+++ Record extracts +++
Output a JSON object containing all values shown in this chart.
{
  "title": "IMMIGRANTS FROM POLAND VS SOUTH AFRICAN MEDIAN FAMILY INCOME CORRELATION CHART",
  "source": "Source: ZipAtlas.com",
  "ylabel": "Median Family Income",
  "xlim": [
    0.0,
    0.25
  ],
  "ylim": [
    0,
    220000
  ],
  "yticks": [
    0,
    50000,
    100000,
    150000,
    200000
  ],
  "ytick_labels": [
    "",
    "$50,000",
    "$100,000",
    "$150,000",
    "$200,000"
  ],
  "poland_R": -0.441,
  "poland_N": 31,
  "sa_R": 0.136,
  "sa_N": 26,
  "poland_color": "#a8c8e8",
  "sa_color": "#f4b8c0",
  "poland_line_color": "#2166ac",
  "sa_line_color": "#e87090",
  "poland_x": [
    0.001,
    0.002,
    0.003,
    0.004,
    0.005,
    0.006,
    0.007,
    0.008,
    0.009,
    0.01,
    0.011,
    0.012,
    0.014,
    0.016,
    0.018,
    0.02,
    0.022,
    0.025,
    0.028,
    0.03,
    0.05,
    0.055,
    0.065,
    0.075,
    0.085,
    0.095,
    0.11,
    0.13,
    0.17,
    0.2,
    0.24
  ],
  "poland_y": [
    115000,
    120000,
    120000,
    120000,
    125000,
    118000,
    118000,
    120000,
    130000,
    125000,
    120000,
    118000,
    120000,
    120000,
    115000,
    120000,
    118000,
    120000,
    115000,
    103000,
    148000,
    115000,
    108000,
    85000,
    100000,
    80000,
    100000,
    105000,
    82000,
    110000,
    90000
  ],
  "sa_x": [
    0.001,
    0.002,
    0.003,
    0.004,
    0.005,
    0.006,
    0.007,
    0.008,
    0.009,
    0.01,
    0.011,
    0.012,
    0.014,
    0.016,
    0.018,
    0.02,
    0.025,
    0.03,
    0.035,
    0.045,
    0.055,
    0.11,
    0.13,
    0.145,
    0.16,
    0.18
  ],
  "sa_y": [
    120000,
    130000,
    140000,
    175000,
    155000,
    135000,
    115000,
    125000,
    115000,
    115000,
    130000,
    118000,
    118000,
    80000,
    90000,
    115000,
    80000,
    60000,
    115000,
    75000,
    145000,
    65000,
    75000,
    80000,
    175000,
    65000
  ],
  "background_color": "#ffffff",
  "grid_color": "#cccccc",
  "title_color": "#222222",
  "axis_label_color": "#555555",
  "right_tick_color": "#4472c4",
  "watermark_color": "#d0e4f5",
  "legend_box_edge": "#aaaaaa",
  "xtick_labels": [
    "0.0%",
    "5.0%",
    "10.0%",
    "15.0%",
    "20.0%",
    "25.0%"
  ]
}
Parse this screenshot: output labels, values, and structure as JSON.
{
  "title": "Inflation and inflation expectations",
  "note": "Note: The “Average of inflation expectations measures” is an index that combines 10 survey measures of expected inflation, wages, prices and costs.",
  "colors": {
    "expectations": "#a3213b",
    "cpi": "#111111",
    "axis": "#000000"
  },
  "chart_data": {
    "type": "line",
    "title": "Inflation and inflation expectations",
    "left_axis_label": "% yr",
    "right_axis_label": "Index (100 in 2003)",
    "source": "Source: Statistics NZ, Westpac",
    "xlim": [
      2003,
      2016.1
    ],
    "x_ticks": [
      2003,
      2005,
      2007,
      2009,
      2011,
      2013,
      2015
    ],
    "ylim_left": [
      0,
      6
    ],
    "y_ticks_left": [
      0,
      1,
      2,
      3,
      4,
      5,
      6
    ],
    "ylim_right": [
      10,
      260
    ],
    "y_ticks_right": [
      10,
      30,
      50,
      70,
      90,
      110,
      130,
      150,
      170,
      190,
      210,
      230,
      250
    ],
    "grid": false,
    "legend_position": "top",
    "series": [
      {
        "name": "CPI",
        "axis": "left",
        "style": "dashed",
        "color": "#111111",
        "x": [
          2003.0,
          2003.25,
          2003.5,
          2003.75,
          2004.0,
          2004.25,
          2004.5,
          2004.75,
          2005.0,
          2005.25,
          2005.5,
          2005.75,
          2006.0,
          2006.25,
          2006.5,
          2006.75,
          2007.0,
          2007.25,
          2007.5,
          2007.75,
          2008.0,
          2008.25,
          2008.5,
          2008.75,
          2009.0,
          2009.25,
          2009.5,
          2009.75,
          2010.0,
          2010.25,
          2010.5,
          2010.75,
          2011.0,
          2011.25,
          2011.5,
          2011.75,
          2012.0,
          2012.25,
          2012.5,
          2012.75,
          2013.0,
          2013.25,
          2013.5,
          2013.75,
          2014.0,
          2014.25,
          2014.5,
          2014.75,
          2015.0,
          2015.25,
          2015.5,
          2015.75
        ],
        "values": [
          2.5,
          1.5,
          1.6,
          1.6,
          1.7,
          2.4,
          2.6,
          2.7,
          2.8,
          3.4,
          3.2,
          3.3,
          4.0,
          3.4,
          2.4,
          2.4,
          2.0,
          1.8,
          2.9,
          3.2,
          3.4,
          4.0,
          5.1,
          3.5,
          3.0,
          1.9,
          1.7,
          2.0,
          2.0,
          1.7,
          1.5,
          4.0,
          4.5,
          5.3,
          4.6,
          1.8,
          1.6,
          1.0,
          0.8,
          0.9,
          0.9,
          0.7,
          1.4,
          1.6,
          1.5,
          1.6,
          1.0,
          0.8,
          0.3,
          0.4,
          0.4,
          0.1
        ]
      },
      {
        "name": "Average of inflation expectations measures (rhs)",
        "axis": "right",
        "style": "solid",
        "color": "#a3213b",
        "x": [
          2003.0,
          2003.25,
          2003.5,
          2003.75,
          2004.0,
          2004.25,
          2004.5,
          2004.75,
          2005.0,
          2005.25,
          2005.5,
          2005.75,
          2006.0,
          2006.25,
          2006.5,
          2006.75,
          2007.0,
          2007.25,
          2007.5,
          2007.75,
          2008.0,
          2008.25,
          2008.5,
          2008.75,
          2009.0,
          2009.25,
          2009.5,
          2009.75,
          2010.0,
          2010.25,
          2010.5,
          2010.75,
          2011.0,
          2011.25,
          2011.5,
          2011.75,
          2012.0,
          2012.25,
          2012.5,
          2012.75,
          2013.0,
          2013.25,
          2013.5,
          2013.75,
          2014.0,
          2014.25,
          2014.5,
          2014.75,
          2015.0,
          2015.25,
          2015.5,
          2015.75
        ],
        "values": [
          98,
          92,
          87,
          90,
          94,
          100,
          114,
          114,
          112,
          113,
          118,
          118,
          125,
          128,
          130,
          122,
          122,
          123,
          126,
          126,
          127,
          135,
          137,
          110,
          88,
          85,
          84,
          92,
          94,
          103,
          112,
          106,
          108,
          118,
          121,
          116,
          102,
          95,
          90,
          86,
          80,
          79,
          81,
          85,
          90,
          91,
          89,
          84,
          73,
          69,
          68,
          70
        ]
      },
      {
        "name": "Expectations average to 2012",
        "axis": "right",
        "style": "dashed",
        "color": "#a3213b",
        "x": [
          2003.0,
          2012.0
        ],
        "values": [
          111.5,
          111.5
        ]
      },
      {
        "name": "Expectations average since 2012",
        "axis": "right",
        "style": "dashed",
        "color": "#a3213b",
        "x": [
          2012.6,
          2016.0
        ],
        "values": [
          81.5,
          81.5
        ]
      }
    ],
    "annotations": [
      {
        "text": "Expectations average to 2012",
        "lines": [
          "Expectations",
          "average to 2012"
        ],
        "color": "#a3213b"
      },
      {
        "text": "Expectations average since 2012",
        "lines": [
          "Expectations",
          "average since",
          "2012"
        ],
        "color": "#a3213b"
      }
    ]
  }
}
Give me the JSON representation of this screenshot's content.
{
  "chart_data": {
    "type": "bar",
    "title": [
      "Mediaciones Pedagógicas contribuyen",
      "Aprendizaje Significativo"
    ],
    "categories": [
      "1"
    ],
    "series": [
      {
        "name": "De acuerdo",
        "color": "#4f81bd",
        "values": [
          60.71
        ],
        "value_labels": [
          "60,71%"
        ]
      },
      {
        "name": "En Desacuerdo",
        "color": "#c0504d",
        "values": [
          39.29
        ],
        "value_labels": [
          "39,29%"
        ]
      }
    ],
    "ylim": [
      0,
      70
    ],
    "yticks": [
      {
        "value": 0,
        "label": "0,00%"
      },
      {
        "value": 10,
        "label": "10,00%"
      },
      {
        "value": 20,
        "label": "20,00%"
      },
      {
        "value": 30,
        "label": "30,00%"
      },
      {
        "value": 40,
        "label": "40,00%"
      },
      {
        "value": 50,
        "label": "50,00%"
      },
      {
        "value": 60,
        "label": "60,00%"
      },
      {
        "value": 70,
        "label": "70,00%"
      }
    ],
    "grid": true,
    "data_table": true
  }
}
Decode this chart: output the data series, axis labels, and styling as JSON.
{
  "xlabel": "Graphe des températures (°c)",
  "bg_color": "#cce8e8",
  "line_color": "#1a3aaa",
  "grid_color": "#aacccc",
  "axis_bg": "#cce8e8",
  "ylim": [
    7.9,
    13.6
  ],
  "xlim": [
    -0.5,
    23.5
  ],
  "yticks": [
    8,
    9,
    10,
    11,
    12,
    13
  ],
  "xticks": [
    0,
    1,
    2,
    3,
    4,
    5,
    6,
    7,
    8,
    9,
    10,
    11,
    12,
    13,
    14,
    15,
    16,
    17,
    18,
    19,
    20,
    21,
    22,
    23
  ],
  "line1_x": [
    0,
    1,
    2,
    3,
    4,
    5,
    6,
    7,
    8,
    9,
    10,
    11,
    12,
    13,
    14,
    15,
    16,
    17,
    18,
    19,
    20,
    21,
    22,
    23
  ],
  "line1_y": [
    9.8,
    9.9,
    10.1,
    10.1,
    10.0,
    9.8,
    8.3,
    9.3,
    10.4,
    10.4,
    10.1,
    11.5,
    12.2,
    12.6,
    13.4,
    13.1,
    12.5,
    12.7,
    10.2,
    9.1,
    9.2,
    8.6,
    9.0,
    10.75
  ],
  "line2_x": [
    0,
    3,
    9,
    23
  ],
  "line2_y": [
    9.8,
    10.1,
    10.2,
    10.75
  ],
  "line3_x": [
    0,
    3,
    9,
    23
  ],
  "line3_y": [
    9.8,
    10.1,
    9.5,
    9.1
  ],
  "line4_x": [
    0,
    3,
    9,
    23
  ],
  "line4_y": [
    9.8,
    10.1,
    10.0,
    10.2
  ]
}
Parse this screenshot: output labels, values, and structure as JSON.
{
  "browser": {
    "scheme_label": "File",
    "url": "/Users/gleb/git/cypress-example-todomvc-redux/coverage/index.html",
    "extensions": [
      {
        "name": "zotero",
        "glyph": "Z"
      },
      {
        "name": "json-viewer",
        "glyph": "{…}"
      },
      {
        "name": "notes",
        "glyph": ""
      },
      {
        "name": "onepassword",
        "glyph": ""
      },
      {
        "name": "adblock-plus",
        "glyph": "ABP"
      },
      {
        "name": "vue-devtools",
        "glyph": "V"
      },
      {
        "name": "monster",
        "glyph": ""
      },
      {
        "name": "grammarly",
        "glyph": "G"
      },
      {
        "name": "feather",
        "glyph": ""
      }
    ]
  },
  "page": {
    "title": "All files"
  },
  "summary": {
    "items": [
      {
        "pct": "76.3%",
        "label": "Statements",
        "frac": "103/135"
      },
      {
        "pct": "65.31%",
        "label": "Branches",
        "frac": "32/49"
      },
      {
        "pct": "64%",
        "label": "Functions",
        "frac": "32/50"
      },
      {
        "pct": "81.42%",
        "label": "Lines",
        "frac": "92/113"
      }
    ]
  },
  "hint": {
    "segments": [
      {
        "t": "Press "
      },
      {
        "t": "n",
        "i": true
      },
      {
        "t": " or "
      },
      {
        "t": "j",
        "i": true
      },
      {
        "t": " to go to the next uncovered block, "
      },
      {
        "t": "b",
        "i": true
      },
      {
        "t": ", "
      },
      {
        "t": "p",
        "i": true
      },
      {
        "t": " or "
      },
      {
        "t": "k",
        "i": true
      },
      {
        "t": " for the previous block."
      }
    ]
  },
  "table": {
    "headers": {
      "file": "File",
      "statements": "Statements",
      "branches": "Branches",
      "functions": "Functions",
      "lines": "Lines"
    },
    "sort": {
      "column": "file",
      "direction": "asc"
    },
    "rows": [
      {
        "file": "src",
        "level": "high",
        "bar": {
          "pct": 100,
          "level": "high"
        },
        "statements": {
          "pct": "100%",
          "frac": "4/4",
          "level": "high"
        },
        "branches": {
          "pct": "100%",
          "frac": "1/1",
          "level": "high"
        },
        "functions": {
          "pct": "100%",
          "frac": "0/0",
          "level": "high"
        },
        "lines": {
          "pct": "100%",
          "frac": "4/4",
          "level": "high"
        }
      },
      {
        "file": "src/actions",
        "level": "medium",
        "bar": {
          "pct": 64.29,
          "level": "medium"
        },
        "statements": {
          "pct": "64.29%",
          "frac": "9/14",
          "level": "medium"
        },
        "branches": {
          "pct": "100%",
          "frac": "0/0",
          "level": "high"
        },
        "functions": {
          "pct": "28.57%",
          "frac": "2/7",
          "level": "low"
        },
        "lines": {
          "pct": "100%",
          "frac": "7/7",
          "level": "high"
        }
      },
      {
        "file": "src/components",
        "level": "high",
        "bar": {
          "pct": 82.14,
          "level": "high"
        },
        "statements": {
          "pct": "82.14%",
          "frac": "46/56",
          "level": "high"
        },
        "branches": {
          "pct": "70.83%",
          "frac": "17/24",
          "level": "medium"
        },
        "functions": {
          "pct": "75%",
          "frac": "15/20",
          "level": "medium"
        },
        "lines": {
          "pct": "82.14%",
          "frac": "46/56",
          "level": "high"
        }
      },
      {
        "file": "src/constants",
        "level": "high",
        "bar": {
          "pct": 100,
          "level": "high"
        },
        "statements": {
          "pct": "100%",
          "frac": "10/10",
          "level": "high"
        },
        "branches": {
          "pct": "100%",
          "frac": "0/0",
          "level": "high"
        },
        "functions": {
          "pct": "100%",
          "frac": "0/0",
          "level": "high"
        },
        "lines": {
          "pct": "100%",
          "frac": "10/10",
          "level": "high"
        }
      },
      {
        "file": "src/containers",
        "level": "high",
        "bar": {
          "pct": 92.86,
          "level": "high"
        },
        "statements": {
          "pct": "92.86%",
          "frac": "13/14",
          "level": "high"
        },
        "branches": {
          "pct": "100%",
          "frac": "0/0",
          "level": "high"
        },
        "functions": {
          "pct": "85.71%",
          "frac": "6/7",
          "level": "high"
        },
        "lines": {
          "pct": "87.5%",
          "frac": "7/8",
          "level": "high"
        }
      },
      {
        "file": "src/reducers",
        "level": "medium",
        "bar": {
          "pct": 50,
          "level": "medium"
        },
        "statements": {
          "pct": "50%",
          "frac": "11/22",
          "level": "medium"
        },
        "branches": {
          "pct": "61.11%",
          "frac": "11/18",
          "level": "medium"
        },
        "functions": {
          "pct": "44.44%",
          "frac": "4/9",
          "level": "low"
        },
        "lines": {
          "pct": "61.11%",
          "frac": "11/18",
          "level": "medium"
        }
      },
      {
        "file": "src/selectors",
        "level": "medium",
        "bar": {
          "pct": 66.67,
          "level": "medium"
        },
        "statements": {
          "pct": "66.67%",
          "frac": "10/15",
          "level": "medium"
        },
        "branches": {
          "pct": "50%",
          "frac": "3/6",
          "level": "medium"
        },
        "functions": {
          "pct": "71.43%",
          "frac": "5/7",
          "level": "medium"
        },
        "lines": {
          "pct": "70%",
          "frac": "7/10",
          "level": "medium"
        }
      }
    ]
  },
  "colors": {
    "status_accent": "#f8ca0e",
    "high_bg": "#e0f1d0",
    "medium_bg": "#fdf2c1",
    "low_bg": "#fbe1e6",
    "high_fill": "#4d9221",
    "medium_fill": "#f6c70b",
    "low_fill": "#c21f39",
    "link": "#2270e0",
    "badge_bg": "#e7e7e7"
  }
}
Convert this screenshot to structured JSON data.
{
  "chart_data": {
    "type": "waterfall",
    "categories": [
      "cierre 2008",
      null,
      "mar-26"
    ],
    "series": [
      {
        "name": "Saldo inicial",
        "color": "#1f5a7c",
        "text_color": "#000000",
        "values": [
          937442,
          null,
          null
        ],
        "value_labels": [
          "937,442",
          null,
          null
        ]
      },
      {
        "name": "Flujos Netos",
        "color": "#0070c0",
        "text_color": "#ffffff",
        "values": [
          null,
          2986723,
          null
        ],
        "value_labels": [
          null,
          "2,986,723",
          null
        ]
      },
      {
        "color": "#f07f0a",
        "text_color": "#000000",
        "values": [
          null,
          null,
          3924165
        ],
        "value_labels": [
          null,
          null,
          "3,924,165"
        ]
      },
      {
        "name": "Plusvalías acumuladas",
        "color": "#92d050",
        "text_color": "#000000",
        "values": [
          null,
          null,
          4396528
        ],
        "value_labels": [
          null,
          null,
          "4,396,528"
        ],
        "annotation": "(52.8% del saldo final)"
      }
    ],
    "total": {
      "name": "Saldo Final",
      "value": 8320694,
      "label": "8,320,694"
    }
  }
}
+++
* **What needs to be done**
Return each line among the entries that holds the word "screenshot".

* **Answer to this problem**
Parse this screenshot: output labels, values, and structure as JSON.
Give me the JSON representation of this screenshot's content.
Parse this screenshot: output labels, values, and structure as JSON.
Convert this screenshot to structured JSON data.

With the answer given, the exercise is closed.